• Exercise: Set down every record once more, exactly as given.

• Provided material:
++++++++++

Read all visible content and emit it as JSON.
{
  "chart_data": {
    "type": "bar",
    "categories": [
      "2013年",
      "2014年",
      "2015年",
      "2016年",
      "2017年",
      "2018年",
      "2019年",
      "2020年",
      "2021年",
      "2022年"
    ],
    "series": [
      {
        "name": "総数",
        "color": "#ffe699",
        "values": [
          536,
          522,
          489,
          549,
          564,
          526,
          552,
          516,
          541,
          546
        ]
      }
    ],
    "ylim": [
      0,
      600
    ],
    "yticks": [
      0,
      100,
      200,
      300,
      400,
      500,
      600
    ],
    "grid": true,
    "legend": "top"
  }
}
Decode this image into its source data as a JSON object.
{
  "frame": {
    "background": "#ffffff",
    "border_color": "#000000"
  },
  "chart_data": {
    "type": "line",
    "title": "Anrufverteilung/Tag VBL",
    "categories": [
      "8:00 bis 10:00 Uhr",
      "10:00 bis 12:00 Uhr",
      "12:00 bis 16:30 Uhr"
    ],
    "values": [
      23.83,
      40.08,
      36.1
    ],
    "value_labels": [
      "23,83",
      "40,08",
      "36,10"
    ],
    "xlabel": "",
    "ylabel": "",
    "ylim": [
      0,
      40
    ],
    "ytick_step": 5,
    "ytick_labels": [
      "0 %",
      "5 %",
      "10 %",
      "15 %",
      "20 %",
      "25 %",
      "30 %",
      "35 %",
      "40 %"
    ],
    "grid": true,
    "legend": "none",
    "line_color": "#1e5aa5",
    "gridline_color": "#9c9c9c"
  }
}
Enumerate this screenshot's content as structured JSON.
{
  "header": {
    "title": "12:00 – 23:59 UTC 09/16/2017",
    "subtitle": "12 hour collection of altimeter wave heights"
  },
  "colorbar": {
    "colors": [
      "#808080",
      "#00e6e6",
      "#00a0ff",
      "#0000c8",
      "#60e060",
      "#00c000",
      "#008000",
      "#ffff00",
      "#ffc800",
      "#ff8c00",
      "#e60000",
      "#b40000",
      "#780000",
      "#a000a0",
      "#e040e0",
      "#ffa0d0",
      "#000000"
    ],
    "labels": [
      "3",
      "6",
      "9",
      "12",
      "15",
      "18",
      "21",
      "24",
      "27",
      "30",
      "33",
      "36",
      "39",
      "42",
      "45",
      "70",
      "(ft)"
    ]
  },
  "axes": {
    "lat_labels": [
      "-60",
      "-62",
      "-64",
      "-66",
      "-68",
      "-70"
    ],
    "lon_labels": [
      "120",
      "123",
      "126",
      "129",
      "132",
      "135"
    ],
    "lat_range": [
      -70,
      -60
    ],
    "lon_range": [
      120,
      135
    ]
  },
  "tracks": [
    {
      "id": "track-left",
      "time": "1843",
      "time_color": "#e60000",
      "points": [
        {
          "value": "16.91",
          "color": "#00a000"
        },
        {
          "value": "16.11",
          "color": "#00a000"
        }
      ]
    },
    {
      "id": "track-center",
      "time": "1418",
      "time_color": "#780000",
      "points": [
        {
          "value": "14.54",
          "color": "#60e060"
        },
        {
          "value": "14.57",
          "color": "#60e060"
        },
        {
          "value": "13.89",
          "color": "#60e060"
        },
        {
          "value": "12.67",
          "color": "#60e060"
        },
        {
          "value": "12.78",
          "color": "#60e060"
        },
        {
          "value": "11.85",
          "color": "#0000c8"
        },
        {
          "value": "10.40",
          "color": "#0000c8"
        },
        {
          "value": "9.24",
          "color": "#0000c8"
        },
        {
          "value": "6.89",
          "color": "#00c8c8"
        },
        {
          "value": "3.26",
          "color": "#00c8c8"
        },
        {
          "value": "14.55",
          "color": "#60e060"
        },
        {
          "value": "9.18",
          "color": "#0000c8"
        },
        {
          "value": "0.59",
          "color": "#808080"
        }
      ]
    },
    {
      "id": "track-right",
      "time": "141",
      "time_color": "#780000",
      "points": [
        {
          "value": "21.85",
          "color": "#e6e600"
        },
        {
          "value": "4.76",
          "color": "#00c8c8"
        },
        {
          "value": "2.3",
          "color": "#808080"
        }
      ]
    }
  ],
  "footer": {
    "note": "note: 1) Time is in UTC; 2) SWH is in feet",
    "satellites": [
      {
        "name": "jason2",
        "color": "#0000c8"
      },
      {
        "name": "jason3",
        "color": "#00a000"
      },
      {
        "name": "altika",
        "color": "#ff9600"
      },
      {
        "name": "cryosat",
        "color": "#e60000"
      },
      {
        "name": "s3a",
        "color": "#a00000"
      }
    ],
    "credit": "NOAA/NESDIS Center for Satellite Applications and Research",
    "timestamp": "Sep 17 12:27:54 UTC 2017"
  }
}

++++++++++

• Written answer:
Read all visible content and emit it as JSON.
{
  "chart_data": {
    "type": "bar",
    "categories": [
      "2013年",
      "2014年",
      "2015年",
      "2016年",
      "2017年",
      "2018年",
      "2019年",
      "2020年",
      "2021年",
      "2022年"
    ],
    "series": [
      {
        "name": "総数",
        "color": "#ffe699",
        "values": [
          536,
          522,
          489,
          549,
          564,
          526,
          552,
          516,
          541,
          546
        ]
      }
    ],
    "ylim": [
      0,
      600
    ],
    "yticks": [
      0,
      100,
      200,
      300,
      400,
      500,
      600
    ],
    "grid": true,
    "legend": "top"
  }
}
Decode this image into its source data as a JSON object.
{
  "frame": {
    "background": "#ffffff",
    "border_color": "#000000"
  },
  "chart_data": {
    "type": "line",
    "title": "Anrufverteilung/Tag VBL",
    "categories": [
      "8:00 bis 10:00 Uhr",
      "10:00 bis 12:00 Uhr",
      "12:00 bis 16:30 Uhr"
    ],
    "values": [
      23.83,
      40.08,
      36.1
    ],
    "value_labels": [
      "23,83",
      "40,08",
      "36,10"
    ],
    "xlabel": "",
    "ylabel": "",
    "ylim": [
      0,
      40
    ],
    "ytick_step": 5,
    "ytick_labels": [
      "0 %",
      "5 %",
      "10 %",
      "15 %",
      "20 %",
      "25 %",
      "30 %",
      "35 %",
      "40 %"
    ],
    "grid": true,
    "legend": "none",
    "line_color": "#1e5aa5",
    "gridline_color": "#9c9c9c"
  }
}
Enumerate this screenshot's content as structured JSON.
{
  "header": {
    "title": "12:00 – 23:59 UTC 09/16/2017",
    "subtitle": "12 hour collection of altimeter wave heights"
  },
  "colorbar": {
    "colors": [
      "#808080",
      "#00e6e6",
      "#00a0ff",
      "#0000c8",
      "#60e060",
      "#00c000",
      "#008000",
      "#ffff00",
      "#ffc800",
      "#ff8c00",
      "#e60000",
      "#b40000",
      "#780000",
      "#a000a0",
      "#e040e0",
      "#ffa0d0",
      "#000000"
    ],
    "labels": [
      "3",
      "6",
      "9",
      "12",
      "15",
      "18",
      "21",
      "24",
      "27",
      "30",
      "33",
      "36",
      "39",
      "42",
      "45",
      "70",
      "(ft)"
    ]
  },
  "axes": {
    "lat_labels": [
      "-60",
      "-62",
      "-64",
      "-66",
      "-68",
      "-70"
    ],
    "lon_labels": [
      "120",
      "123",
      "126",
      "129",
      "132",
      "135"
    ],
    "lat_range": [
      -70,
      -60
    ],
    "lon_range": [
      120,
      135
    ]
  },
  "tracks": [
    {
      "id": "track-left",
      "time": "1843",
      "time_color": "#e60000",
      "points": [
        {
          "value": "16.91",
          "color": "#00a000"
        },
        {
          "value": "16.11",
          "color": "#00a000"
        }
      ]
    },
    {
      "id": "track-center",
      "time": "1418",
      "time_color": "#780000",
      "points": [
        {
          "value": "14.54",
          "color": "#60e060"
        },
        {
          "value": "14.57",
          "color": "#60e060"
        },
        {
          "value": "13.89",
          "color": "#60e060"
        },
        {
          "value": "12.67",
          "color": "#60e060"
        },
        {
          "value": "12.78",
          "color": "#60e060"
        },
        {
          "value": "11.85",
          "color": "#0000c8"
        },
        {
          "value": "10.40",
          "color": "#0000c8"
        },
        {
          "value": "9.24",
          "color": "#0000c8"
        },
        {
          "value": "6.89",
          "color": "#00c8c8"
        },
        {
          "value": "3.26",
          "color": "#00c8c8"
        },
        {
          "value": "14.55",
          "color": "#60e060"
        },
        {
          "value": "9.18",
          "color": "#0000c8"
        },
        {
          "value": "0.59",
          "color": "#808080"
        }
      ]
    },
    {
      "id": "track-right",
      "time": "141",
      "time_color": "#780000",
      "points": [
        {
          "value": "21.85",
          "color": "#e6e600"
        },
        {
          "value": "4.76",
          "color": "#00c8c8"
        },
        {
          "value": "2.3",
          "color": "#808080"
        }
      ]
    }
  ],
  "footer": {
    "note": "note: 1) Time is in UTC; 2) SWH is in feet",
    "satellites": [
      {
        "name": "jason2",
        "color": "#0000c8"
      },
      {
        "name": "jason3",
        "color": "#00a000"
      },
      {
        "name": "altika",
        "color": "#ff9600"
      },
      {
        "name": "cryosat",
        "color": "#e60000"
      },
      {
        "name": "s3a",
        "color": "#a00000"
      }
    ],
    "credit": "NOAA/NESDIS Center for Satellite Applications and Research",
    "timestamp": "Sep 17 12:27:54 UTC 2017"
  }
}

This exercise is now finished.